**THE PROBLEM:** Output every entry exactly as written.

**RECORDED DATA:**

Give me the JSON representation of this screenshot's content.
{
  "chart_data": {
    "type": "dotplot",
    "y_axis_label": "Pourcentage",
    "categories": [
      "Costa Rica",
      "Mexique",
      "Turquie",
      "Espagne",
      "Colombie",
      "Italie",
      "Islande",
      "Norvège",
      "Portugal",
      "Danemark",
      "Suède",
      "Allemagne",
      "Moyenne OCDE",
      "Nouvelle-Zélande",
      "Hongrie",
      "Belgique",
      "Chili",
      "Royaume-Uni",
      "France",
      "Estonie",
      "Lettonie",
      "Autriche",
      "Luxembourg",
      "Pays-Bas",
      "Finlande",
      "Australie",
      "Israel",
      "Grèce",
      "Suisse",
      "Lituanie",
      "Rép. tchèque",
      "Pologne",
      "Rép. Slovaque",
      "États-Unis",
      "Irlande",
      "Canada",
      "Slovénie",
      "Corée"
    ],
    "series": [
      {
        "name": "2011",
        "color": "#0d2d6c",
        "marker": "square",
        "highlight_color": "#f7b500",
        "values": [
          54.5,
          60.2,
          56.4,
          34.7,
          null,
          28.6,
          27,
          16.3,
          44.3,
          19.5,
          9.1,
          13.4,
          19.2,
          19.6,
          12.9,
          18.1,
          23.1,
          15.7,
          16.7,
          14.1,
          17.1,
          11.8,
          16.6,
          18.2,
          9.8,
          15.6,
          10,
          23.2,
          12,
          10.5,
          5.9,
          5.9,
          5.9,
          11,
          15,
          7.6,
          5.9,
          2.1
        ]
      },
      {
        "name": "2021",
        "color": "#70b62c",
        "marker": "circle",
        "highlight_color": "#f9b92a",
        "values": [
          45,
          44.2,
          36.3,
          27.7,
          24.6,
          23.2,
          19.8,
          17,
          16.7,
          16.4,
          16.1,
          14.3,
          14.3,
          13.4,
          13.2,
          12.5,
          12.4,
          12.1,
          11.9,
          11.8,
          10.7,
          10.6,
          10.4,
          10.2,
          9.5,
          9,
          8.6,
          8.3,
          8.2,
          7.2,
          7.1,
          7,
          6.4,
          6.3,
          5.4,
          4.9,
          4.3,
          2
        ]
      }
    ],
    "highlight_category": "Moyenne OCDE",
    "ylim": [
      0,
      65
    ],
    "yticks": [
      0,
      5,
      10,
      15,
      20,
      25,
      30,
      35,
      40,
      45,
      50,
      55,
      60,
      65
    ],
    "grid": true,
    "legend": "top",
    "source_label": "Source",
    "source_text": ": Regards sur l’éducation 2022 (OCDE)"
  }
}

**THE ANSWER:**
Give me the JSON representation of this screenshot's content.
{
  "chart_data": {
    "type": "dotplot",
    "y_axis_label": "Pourcentage",
    "categories": [
      "Costa Rica",
      "Mexique",
      "Turquie",
      "Espagne",
      "Colombie",
      "Italie",
      "Islande",
      "Norvège",
      "Portugal",
      "Danemark",
      "Suède",
      "Allemagne",
      "Moyenne OCDE",
      "Nouvelle-Zélande",
      "Hongrie",
      "Belgique",
      "Chili",
      "Royaume-Uni",
      "France",
      "Estonie",
      "Lettonie",
      "Autriche",
      "Luxembourg",
      "Pays-Bas",
      "Finlande",
      "Australie",
      "Israel",
      "Grèce",
      "Suisse",
      "Lituanie",
      "Rép. tchèque",
      "Pologne",
      "Rép. Slovaque",
      "États-Unis",
      "Irlande",
      "Canada",
      "Slovénie",
      "Corée"
    ],
    "series": [
      {
        "name": "2011",
        "color": "#0d2d6c",
        "marker": "square",
        "highlight_color": "#f7b500",
        "values": [
          54.5,
          60.2,
          56.4,
          34.7,
          null,
          28.6,
          27,
          16.3,
          44.3,
          19.5,
          9.1,
          13.4,
          19.2,
          19.6,
          12.9,
          18.1,
          23.1,
          15.7,
          16.7,
          14.1,
          17.1,
          11.8,
          16.6,
          18.2,
          9.8,
          15.6,
          10,
          23.2,
          12,
          10.5,
          5.9,
          5.9,
          5.9,
          11,
          15,
          7.6,
          5.9,
          2.1
        ]
      },
      {
        "name": "2021",
        "color": "#70b62c",
        "marker": "circle",
        "highlight_color": "#f9b92a",
        "values": [
          45,
          44.2,
          36.3,
          27.7,
          24.6,
          23.2,
          19.8,
          17,
          16.7,
          16.4,
          16.1,
          14.3,
          14.3,
          13.4,
          13.2,
          12.5,
          12.4,
          12.1,
          11.9,
          11.8,
          10.7,
          10.6,
          10.4,
          10.2,
          9.5,
          9,
          8.6,
          8.3,
          8.2,
          7.2,
          7.1,
          7,
          6.4,
          6.3,
          5.4,
          4.9,
          4.3,
          2
        ]
      }
    ],
    "highlight_category": "Moyenne OCDE",
    "ylim": [
      0,
      65
    ],
    "yticks": [
      0,
      5,
      10,
      15,
      20,
      25,
      30,
      35,
      40,
      45,
      50,
      55,
      60,
      65
    ],
    "grid": true,
    "legend": "top",
    "source_label": "Source",
    "source_text": ": Regards sur l’éducation 2022 (OCDE)"
  }
}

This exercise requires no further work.